== AUSGEWÄHLTER TEXTAUSZUG

Wenig spricht dafür, dass nach der Pandemie eine Rückbesinnung auf das Bargeld erfolgt. Bei einer Umfrage der Beratungsgesellschaft EY unter 1600 Verbrauchern in Deutschland gab gut jeder fünfte Befragte an, sein Zahlungsverhalten während der Pandemie geändert zu haben und dies auch künftig beibehalten zu wollen.
Kunden scannen Ware lieber selbst
Doch ist das Bezahlen ja nur ein Teil des Einkaufs. Vorher muss die Ware noch ausgesucht und gescannt werden. Und auch beim Scannen geht der Trend zunehmend zum Do-it-yourself-Prinzip, weil viele Verbraucher dies in der Pandemiezeit für hygienischer halten. „Im Lebensmittelhandel boomt das Thema und auch bei Drogerien nimmt es stetig weiter zu“, beobachtet EHI-Handelsexperte Frank Horst.
Lange Zeit setzte der Handel dabei in erster Linie auf Selbstbedienungskassen am Ausgang, wo der Einkauf vom Verbraucher – wie an der normalen Kasse – Stück für Stück aus dem Einkaufswagen genommen und gescannt werden musste. Doch mittlerweile gewinnt eine andere Lösung zunehmend an Bedeutung: Apps, die es dem Kunden erlauben, die Einkäufe mit dem eigenen Handy zu scannen, wenn er sie in den Einkaufswagen legt. Am Ausgang muss der Kunden dann nur noch den „Jetzt zahlen“-Button auf dem Handy-Screen drücken und den dann erscheinenden QR-Code an einem Terminal am Ausgang einscannen. Oder er kann die Bezahlung sogar komplett über das Smartphone abwickeln.
Rewe als Vorreiter bei „Scan & Go„
Zu den Vorreitern dieser Lösung gehören die Supermarktkette Rewe und ihre Discounttochter Penny. Bereits im vergangenen Sommer startete die Rewe-Gruppe Testläufe mit einer „Scan & Go“-App in mehr als 100 Penny-Filialen und 50 Rewe-Märkten.
„Für den Kunden ist es leichter, das eigene Handy zu nutzen. Er muss sich nicht an ein neues Gerät gewöhnen“, beschrieb damals der Penny-Projektleiter Lukas Fischer in einem der Testmärkte in Erkrath bei Düsseldorf den Vorteil des Systems gegenüber anderen Lösungen, bei denen der Kunde etwa die Ware erst an der Kasse selber scannt.

====
== BEREITGESTELLTES MATERIAL

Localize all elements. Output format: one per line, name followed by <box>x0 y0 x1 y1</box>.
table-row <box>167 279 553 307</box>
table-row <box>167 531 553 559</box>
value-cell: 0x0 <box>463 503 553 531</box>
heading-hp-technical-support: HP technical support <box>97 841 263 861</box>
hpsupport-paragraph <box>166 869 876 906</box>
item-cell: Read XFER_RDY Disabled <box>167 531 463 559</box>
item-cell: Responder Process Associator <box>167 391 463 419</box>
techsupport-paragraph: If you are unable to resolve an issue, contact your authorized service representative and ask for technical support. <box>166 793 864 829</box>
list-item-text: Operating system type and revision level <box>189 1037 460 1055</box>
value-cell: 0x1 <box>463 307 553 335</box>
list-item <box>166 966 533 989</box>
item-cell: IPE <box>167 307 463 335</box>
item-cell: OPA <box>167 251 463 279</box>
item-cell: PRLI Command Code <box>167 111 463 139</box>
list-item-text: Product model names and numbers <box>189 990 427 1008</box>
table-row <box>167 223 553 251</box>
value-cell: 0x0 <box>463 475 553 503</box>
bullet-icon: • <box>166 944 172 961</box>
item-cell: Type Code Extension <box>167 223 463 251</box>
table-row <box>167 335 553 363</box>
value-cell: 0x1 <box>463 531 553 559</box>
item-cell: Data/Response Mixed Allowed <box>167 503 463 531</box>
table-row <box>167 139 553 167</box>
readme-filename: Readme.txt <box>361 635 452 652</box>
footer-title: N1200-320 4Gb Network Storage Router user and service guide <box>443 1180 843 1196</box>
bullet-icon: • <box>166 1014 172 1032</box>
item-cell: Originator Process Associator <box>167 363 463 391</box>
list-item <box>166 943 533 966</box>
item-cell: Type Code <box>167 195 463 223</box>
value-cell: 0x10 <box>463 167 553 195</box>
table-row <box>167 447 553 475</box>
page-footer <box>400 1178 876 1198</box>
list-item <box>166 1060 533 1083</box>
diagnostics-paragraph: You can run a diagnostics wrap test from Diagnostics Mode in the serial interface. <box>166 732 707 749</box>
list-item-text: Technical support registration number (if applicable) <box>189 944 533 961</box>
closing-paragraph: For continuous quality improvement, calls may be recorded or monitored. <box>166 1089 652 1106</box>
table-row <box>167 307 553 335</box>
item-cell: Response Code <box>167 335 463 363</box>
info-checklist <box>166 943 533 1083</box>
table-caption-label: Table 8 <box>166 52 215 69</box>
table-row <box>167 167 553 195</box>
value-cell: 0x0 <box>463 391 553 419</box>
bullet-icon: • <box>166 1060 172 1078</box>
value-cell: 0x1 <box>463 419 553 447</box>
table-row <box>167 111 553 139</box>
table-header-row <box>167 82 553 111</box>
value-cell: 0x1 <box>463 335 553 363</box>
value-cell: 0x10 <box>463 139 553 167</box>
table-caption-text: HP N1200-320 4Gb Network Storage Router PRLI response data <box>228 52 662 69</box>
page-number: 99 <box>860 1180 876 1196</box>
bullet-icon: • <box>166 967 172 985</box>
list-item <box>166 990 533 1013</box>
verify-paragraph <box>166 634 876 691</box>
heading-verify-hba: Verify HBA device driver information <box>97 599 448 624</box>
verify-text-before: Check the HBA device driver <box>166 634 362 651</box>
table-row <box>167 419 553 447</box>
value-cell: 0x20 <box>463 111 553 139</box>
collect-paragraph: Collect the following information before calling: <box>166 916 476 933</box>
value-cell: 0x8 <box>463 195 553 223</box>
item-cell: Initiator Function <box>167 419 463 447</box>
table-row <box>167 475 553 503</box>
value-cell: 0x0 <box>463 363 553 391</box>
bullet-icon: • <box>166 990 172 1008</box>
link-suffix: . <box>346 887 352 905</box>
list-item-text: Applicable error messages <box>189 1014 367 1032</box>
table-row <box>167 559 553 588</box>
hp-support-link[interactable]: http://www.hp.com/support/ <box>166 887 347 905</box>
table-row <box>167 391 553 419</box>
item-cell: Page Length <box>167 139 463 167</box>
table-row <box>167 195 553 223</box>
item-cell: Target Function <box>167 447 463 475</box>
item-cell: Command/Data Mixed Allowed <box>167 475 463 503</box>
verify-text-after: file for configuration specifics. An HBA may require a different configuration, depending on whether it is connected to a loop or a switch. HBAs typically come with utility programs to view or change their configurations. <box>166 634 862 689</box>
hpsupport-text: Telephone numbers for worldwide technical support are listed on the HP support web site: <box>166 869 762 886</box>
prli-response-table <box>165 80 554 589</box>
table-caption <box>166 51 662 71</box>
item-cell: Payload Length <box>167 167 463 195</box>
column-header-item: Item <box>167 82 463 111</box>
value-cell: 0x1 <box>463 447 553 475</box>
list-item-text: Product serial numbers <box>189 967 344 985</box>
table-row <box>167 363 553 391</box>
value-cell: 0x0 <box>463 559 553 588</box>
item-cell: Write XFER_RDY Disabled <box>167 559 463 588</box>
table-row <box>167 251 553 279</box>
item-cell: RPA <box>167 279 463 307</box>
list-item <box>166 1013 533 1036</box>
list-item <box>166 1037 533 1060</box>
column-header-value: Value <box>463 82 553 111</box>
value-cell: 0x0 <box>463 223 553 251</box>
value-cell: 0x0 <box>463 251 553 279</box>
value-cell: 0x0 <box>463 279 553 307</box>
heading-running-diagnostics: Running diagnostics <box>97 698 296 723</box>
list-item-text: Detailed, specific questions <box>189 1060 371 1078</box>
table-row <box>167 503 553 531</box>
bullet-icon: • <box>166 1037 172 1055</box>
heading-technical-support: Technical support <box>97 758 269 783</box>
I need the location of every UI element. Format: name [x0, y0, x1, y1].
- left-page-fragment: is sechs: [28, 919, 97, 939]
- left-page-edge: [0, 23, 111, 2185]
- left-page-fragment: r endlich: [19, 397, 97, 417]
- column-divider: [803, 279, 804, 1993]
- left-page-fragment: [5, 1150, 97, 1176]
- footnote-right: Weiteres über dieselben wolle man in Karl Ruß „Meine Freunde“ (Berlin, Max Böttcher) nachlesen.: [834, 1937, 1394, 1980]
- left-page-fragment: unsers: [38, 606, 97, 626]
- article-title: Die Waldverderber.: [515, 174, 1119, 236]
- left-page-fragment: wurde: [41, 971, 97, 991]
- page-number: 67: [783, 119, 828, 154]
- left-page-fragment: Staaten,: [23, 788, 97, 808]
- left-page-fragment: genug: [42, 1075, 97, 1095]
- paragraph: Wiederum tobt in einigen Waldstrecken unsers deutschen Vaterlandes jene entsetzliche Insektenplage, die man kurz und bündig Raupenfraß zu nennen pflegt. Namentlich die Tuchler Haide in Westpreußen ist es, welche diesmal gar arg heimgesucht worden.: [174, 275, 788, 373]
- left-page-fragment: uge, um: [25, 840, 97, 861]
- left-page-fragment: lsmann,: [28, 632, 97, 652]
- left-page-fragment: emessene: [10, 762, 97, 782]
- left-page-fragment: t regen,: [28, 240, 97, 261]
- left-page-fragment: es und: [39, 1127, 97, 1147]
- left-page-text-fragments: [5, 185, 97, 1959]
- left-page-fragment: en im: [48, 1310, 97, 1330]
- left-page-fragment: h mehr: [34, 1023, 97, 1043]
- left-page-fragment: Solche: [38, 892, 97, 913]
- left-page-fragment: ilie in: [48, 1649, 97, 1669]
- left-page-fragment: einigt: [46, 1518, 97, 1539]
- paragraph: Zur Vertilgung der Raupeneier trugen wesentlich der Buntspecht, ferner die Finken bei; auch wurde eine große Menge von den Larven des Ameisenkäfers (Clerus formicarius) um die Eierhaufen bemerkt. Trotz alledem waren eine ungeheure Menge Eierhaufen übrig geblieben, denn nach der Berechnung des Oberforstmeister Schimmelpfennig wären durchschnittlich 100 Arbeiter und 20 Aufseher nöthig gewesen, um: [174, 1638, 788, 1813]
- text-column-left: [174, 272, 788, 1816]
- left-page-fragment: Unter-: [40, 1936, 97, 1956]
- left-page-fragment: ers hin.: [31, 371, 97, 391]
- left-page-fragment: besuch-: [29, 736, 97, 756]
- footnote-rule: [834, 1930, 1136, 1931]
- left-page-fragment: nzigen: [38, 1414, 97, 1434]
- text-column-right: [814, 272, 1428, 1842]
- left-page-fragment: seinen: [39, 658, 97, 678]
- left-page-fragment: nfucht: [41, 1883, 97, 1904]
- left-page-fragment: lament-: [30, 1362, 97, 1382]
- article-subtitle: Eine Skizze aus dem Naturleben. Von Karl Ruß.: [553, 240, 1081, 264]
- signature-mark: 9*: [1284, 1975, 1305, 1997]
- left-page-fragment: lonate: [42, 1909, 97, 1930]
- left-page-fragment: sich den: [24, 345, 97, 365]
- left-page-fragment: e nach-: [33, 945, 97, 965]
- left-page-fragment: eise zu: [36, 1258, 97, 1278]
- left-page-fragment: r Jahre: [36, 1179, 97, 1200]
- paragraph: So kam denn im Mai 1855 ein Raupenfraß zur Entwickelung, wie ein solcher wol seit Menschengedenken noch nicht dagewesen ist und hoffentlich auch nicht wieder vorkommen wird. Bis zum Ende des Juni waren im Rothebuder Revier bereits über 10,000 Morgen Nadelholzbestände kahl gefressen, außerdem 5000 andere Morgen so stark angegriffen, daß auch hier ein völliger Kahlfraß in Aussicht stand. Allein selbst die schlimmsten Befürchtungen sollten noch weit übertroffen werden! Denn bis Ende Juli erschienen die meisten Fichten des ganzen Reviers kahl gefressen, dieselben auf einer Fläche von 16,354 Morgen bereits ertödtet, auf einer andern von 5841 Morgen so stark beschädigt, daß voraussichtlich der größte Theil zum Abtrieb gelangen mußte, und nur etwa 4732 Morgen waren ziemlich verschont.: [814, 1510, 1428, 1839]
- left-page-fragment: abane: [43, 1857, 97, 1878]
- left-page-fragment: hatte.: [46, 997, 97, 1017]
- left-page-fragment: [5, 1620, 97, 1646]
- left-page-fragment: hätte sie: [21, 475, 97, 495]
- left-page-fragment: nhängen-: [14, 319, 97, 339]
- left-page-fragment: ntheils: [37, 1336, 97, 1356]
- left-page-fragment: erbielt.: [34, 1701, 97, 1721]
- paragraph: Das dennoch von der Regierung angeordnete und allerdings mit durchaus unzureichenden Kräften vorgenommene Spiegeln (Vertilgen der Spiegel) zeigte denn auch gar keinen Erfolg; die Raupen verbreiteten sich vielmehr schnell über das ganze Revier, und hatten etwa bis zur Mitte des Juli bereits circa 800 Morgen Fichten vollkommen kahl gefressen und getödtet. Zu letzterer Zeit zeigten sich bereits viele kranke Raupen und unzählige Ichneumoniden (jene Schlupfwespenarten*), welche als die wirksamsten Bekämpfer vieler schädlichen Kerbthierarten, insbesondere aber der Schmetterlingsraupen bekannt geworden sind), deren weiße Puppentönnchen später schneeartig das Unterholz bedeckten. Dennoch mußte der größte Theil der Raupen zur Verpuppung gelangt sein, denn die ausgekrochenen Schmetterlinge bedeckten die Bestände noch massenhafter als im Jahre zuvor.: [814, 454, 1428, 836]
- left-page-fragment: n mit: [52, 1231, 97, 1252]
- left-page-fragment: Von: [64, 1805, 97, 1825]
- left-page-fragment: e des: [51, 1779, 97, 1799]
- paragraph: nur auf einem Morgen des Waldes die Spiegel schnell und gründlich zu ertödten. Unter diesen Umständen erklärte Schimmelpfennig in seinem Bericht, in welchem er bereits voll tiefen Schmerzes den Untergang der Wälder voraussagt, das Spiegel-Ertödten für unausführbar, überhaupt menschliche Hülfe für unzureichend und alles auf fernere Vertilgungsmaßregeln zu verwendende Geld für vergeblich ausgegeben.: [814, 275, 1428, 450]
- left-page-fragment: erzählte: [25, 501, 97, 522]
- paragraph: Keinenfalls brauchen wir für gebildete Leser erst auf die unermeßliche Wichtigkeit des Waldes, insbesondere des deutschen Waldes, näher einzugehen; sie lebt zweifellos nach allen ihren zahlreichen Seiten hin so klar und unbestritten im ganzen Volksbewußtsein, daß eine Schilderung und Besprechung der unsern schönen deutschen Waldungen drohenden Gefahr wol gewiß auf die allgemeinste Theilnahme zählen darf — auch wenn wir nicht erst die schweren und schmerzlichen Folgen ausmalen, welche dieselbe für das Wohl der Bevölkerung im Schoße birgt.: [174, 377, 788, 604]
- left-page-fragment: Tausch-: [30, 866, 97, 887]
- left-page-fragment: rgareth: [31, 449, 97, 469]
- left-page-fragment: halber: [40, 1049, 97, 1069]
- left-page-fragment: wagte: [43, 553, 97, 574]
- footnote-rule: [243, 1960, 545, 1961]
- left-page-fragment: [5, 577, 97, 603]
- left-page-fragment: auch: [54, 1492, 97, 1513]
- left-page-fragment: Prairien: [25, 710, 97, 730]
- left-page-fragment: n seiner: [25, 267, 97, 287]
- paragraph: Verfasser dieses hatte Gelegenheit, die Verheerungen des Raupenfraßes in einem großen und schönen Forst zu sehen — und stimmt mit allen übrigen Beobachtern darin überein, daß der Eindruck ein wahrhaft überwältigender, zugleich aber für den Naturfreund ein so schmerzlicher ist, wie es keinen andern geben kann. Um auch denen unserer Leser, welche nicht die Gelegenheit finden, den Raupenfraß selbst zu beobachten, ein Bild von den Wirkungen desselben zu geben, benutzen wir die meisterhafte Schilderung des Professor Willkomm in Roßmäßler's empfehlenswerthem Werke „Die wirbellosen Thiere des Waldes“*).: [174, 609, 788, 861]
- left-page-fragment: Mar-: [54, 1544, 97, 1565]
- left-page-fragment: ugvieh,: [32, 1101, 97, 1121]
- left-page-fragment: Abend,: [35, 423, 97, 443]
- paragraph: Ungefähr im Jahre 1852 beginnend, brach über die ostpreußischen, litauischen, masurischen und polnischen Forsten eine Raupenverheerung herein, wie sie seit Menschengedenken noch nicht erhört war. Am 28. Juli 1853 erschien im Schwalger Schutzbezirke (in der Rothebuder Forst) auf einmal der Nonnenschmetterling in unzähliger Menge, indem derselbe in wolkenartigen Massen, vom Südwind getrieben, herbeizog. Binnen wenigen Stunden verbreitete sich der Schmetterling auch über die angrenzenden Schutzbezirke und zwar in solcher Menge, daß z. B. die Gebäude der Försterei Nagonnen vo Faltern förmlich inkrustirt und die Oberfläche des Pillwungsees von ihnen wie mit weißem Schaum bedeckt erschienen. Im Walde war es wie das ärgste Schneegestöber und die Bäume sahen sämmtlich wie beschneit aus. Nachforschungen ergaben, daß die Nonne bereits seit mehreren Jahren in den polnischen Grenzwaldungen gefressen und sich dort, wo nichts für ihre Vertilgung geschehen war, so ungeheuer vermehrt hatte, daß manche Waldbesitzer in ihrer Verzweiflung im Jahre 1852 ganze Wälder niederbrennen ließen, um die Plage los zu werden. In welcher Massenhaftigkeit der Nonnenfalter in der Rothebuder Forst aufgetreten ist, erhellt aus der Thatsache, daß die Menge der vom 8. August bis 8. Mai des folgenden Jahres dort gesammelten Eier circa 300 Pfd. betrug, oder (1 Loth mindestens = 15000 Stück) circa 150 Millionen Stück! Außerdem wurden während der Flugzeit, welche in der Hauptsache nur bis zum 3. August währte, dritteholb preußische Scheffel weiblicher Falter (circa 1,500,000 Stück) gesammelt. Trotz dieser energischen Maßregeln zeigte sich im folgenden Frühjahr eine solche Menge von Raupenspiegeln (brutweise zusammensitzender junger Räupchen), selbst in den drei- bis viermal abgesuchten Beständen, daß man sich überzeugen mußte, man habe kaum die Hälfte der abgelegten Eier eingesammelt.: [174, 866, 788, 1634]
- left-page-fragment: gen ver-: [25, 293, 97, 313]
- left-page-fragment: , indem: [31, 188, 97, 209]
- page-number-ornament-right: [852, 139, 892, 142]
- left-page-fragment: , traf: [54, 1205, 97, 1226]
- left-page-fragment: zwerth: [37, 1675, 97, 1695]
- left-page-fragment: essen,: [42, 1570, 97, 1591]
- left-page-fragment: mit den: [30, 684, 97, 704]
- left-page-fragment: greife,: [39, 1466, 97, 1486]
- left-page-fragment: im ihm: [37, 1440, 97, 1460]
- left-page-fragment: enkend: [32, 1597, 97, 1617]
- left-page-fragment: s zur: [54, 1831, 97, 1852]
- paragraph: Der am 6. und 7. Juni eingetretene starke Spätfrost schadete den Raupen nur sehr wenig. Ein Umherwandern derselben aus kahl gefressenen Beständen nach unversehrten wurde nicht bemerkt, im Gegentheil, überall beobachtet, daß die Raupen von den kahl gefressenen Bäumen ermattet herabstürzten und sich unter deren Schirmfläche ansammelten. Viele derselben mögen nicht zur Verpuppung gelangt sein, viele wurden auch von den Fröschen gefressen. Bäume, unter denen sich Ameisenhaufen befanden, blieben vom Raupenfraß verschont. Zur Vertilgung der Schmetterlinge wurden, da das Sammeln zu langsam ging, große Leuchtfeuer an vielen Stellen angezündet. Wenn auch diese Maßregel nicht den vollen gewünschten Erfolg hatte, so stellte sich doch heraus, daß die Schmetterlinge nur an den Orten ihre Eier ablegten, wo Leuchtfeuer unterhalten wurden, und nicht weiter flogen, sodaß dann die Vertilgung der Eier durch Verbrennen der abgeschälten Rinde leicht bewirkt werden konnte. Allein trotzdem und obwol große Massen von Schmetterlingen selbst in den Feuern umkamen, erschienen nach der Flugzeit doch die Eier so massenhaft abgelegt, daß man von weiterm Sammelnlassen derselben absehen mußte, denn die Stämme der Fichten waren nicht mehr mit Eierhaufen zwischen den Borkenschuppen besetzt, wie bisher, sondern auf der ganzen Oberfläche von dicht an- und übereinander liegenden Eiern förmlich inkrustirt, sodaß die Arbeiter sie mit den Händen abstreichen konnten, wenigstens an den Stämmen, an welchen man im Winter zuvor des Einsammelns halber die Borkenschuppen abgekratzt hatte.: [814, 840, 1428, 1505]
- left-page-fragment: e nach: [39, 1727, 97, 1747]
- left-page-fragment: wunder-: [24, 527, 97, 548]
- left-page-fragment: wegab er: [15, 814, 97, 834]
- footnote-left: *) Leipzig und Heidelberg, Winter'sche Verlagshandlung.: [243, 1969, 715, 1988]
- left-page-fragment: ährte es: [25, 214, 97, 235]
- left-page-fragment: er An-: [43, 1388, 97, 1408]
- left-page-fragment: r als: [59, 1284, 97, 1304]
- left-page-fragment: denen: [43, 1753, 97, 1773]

====

**AUFGABE 1**
Entnehmen Sie dem Textauszug wortgetreu die Passage von „Rewe als Vorreiter“ bis „und 50 Rewe-Märkten.“.
**AUFGABE 2**
Beantworten Sie anhand des Textauszugs kurz diese Fragen:
(a) Wie viele Verbraucher in Deutschland wurden bei der Umfrage von EY befragt?
(b) In wie vielen Penny-Filialen startete die Rewe-Gruppe Testläufe mit der „Scan & Go“-App?
(c) In welchem Ort lag der Testmarkt, in dem Lukas Fischer den Vorteil des Systems beschrieb?
**AUFGABE 3**
Fassen Sie den Textauszug in zwei Sätzen zusammen.

**IHRE ANTWORT 1**
Rewe als Vorreiter bei „Scan & Go„
Zu den Vorreitern dieser Lösung gehören die Supermarktkette Rewe und ihre Discounttochter Penny. Bereits im vergangenen Sommer startete die Rewe-Gruppe Testläufe mit einer „Scan & Go“-App in mehr als 100 Penny-Filialen und 50 Rewe-Märkten.

**IHRE ANTWORT 2**
(a) 1600 Verbraucher
(b) In mehr als 100 Penny-Filialen
(c) In Erkrath bei Düsseldorf

**IHRE ANTWORT 3**
Laut einer Umfrage von EY will gut jeder fünfte Verbraucher sein in der Pandemie geändertes Zahlungsverhalten beibehalten, und auch beim Scannen der Ware geht der Trend zum Do-it-yourself-Prinzip. Neben Selbstbedienungskassen gewinnen Apps an Bedeutung, mit denen Kunden ihre Einkäufe mit dem eigenen Handy scannen, wobei Rewe und Penny mit einer „Scan & Go“-App zu den Vorreitern gehören.